[Dataset items]
------------------------

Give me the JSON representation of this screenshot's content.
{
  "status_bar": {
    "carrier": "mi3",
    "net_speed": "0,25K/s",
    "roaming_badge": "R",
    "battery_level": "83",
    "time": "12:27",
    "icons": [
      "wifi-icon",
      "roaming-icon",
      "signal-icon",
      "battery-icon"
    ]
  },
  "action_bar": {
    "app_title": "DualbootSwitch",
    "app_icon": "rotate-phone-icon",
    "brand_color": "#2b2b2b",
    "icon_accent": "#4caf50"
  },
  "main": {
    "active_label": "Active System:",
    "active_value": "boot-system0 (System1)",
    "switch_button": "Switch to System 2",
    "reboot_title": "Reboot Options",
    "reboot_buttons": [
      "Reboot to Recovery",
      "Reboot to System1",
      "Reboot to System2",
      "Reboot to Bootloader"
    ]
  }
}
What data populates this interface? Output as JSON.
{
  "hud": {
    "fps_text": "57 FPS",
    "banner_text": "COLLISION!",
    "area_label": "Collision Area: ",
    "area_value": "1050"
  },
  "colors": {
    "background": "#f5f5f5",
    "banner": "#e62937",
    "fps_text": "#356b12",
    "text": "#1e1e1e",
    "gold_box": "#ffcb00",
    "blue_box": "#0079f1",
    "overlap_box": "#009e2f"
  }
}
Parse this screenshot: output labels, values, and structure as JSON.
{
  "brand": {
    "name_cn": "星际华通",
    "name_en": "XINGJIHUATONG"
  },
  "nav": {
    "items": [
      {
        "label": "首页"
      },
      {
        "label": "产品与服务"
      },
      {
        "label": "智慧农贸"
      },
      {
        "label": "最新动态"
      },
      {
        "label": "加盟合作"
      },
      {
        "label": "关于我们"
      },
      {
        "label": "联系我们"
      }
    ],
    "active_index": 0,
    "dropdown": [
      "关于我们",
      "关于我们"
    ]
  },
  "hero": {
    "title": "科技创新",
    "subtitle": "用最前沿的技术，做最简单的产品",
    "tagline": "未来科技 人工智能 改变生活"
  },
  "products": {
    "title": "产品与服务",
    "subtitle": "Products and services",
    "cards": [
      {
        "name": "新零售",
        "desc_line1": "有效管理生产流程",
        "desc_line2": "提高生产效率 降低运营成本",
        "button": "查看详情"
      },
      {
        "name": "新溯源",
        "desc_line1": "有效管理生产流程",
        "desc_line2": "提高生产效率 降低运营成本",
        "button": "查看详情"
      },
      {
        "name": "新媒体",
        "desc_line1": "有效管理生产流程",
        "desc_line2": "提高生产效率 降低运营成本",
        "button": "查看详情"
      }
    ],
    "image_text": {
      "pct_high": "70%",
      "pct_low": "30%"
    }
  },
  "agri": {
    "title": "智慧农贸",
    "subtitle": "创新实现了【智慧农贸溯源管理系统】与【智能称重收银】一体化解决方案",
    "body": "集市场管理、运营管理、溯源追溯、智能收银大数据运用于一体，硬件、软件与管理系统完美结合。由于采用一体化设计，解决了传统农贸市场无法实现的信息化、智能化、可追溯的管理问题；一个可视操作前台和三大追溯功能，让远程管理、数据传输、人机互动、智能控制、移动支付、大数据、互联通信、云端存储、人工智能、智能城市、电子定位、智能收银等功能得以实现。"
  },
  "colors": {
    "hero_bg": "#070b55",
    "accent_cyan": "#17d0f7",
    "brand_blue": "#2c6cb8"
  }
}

------------------------

TASK INSTRUCTIONS =
Take the lines above and retype all of them exactly.

OUTPUT OF THE TASK =
Give me the JSON representation of this screenshot's content.
{
  "status_bar": {
    "carrier": "mi3",
    "net_speed": "0,25K/s",
    "roaming_badge": "R",
    "battery_level": "83",
    "time": "12:27",
    "icons": [
      "wifi-icon",
      "roaming-icon",
      "signal-icon",
      "battery-icon"
    ]
  },
  "action_bar": {
    "app_title": "DualbootSwitch",
    "app_icon": "rotate-phone-icon",
    "brand_color": "#2b2b2b",
    "icon_accent": "#4caf50"
  },
  "main": {
    "active_label": "Active System:",
    "active_value": "boot-system0 (System1)",
    "switch_button": "Switch to System 2",
    "reboot_title": "Reboot Options",
    "reboot_buttons": [
      "Reboot to Recovery",
      "Reboot to System1",
      "Reboot to System2",
      "Reboot to Bootloader"
    ]
  }
}
What data populates this interface? Output as JSON.
{
  "hud": {
    "fps_text": "57 FPS",
    "banner_text": "COLLISION!",
    "area_label": "Collision Area: ",
    "area_value": "1050"
  },
  "colors": {
    "background": "#f5f5f5",
    "banner": "#e62937",
    "fps_text": "#356b12",
    "text": "#1e1e1e",
    "gold_box": "#ffcb00",
    "blue_box": "#0079f1",
    "overlap_box": "#009e2f"
  }
}
Parse this screenshot: output labels, values, and structure as JSON.
{
  "brand": {
    "name_cn": "星际华通",
    "name_en": "XINGJIHUATONG"
  },
  "nav": {
    "items": [
      {
        "label": "首页"
      },
      {
        "label": "产品与服务"
      },
      {
        "label": "智慧农贸"
      },
      {
        "label": "最新动态"
      },
      {
        "label": "加盟合作"
      },
      {
        "label": "关于我们"
      },
      {
        "label": "联系我们"
      }
    ],
    "active_index": 0,
    "dropdown": [
      "关于我们",
      "关于我们"
    ]
  },
  "hero": {
    "title": "科技创新",
    "subtitle": "用最前沿的技术，做最简单的产品",
    "tagline": "未来科技 人工智能 改变生活"
  },
  "products": {
    "title": "产品与服务",
    "subtitle": "Products and services",
    "cards": [
      {
        "name": "新零售",
        "desc_line1": "有效管理生产流程",
        "desc_line2": "提高生产效率 降低运营成本",
        "button": "查看详情"
      },
      {
        "name": "新溯源",
        "desc_line1": "有效管理生产流程",
        "desc_line2": "提高生产效率 降低运营成本",
        "button": "查看详情"
      },
      {
        "name": "新媒体",
        "desc_line1": "有效管理生产流程",
        "desc_line2": "提高生产效率 降低运营成本",
        "button": "查看详情"
      }
    ],
    "image_text": {
      "pct_high": "70%",
      "pct_low": "30%"
    }
  },
  "agri": {
    "title": "智慧农贸",
    "subtitle": "创新实现了【智慧农贸溯源管理系统】与【智能称重收银】一体化解决方案",
    "body": "集市场管理、运营管理、溯源追溯、智能收银大数据运用于一体，硬件、软件与管理系统完美结合。由于采用一体化设计，解决了传统农贸市场无法实现的信息化、智能化、可追溯的管理问题；一个可视操作前台和三大追溯功能，让远程管理、数据传输、人机互动、智能控制、移动支付、大数据、互联通信、云端存储、人工智能、智能城市、电子定位、智能收银等功能得以实现。"
  },
  "colors": {
    "hero_bg": "#070b55",
    "accent_cyan": "#17d0f7",
    "brand_blue": "#2c6cb8"
  }
}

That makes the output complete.